* _Problem details_
In the listing below, find every line with the string "Equipe" and pull it out.

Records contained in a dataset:
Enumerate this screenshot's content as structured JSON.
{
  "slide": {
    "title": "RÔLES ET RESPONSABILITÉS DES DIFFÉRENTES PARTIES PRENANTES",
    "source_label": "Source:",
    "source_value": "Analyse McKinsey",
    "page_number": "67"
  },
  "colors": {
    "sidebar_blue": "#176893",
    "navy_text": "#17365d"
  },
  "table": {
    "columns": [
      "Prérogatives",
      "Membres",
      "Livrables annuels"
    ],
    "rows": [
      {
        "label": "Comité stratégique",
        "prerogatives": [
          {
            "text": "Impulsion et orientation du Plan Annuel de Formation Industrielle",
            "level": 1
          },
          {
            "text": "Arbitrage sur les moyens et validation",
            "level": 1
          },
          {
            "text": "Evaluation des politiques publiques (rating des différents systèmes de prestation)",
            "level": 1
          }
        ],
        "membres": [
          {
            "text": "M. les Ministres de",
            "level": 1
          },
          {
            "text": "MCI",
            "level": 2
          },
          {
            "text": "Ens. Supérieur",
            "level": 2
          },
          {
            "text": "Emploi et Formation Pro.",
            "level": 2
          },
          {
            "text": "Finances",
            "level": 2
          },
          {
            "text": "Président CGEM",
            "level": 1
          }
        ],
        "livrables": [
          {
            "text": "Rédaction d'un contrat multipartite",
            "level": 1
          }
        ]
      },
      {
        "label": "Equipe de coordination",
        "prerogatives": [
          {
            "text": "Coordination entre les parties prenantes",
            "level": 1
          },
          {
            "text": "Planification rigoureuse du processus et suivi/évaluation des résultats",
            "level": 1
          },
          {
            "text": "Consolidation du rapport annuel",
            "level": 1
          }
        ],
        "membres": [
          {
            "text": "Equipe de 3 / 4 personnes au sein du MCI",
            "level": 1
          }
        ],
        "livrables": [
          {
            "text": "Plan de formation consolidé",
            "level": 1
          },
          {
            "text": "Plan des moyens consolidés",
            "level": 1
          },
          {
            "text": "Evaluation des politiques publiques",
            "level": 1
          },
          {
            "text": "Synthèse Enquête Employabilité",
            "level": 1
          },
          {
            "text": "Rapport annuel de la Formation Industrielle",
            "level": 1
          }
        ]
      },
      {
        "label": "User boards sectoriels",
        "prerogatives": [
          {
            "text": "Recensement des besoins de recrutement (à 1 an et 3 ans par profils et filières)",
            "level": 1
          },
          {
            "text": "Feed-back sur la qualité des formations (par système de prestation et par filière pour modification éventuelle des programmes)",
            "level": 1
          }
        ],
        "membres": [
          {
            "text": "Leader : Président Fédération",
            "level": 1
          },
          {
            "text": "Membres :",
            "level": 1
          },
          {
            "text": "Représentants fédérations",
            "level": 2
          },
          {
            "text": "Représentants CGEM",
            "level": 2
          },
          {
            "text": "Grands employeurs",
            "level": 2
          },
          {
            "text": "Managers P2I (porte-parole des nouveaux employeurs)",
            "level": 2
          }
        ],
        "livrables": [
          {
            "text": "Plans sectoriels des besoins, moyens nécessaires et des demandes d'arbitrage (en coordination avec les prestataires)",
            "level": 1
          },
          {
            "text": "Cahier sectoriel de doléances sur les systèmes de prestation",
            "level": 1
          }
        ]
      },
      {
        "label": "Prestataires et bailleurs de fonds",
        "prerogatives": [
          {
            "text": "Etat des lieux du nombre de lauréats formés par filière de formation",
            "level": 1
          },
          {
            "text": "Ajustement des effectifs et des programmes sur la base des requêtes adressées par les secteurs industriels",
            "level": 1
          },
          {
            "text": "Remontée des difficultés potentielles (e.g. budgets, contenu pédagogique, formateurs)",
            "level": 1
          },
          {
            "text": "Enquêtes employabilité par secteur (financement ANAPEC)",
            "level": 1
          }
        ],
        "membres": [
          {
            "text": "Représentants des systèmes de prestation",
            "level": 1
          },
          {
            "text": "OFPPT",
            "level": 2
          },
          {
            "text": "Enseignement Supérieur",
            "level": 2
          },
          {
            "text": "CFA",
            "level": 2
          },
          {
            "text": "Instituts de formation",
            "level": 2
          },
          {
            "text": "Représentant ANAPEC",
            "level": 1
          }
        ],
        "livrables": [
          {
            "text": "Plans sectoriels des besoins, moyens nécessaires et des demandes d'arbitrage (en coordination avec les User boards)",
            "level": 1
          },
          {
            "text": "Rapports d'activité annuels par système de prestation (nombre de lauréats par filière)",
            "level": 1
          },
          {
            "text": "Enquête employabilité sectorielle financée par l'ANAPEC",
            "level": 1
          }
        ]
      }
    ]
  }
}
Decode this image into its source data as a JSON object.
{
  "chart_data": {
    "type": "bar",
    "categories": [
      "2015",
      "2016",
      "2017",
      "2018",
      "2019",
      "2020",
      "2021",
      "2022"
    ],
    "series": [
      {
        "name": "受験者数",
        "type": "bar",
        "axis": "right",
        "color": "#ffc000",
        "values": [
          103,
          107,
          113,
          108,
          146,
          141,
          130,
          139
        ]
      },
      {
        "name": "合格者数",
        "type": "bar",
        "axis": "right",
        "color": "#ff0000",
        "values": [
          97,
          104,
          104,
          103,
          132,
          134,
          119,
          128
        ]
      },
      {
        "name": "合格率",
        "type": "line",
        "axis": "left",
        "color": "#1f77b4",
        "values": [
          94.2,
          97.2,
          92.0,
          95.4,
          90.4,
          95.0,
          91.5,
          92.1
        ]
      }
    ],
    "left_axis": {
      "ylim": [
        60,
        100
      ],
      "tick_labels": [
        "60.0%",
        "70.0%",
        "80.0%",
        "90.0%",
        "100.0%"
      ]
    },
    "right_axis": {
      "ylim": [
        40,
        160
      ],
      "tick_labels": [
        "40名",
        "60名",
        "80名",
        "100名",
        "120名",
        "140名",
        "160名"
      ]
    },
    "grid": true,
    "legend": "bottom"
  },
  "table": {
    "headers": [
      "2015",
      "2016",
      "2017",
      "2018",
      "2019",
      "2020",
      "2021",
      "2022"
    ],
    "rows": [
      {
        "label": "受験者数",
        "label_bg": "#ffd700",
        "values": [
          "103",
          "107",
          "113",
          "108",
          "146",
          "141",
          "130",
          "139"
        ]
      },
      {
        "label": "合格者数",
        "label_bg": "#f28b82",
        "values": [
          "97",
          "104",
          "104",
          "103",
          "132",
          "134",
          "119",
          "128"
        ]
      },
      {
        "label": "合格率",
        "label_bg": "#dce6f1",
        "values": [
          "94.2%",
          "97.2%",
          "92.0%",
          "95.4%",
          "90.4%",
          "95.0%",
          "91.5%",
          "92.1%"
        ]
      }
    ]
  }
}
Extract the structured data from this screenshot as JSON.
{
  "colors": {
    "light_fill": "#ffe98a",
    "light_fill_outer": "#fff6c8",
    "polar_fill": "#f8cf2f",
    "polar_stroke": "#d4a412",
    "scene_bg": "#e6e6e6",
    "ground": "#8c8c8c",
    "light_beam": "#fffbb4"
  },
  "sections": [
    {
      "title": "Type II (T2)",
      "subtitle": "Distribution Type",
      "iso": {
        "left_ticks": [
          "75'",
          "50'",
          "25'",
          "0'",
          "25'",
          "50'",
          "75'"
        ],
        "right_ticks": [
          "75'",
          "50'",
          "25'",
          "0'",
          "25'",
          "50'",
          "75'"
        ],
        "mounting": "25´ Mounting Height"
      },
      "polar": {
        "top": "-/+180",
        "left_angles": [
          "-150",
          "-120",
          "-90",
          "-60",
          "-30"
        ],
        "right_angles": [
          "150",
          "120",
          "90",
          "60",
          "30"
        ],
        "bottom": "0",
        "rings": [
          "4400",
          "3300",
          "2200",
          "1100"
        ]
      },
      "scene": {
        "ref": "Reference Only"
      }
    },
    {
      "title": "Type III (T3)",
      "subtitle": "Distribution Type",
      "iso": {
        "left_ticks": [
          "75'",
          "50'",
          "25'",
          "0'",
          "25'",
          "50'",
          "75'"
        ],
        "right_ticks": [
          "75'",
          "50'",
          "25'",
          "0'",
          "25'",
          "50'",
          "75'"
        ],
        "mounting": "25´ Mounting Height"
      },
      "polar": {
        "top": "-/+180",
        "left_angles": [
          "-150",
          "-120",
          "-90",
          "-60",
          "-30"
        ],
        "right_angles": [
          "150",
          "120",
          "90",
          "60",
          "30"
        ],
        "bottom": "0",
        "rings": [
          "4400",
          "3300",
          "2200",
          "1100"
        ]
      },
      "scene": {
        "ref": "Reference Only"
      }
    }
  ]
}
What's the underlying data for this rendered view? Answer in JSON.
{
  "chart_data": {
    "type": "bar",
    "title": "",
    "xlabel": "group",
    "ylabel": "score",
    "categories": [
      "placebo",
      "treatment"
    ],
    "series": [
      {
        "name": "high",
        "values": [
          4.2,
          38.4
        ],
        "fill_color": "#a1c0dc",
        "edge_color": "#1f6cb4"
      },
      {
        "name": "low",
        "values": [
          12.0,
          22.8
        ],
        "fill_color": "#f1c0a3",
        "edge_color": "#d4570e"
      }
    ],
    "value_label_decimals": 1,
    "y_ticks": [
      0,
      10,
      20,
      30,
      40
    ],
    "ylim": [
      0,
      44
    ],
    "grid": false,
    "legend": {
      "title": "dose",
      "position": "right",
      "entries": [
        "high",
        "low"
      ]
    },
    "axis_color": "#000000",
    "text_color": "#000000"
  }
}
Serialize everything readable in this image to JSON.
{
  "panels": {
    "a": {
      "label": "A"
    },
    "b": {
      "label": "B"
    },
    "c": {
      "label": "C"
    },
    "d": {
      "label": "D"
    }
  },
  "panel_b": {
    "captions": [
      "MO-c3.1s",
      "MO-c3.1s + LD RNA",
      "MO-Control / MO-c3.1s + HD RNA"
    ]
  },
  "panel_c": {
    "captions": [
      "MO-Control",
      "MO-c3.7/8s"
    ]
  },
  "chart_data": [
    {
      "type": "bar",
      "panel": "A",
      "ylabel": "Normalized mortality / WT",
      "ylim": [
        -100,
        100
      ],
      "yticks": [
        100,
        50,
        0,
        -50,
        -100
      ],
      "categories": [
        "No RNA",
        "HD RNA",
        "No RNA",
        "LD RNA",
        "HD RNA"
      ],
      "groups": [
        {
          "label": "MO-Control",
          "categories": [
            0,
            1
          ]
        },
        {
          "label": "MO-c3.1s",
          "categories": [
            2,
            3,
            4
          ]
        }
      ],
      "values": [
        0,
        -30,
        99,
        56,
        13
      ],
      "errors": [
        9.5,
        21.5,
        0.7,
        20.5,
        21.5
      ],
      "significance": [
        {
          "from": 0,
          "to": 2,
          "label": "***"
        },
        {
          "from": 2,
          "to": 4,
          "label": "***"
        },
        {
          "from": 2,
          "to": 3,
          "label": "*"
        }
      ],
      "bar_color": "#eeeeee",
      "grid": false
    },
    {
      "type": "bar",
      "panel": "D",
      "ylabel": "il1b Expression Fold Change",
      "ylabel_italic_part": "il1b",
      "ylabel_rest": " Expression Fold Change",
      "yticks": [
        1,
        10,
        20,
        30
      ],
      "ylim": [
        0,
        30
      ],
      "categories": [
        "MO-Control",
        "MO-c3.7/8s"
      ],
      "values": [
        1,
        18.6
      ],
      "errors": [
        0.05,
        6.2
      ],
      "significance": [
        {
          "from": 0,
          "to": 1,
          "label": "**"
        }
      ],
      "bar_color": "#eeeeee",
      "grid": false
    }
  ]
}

* _Exercise solution_
        "label": "Equipe de coordination",
            "text": "Equipe de 3 / 4 personnes au sein du MCI",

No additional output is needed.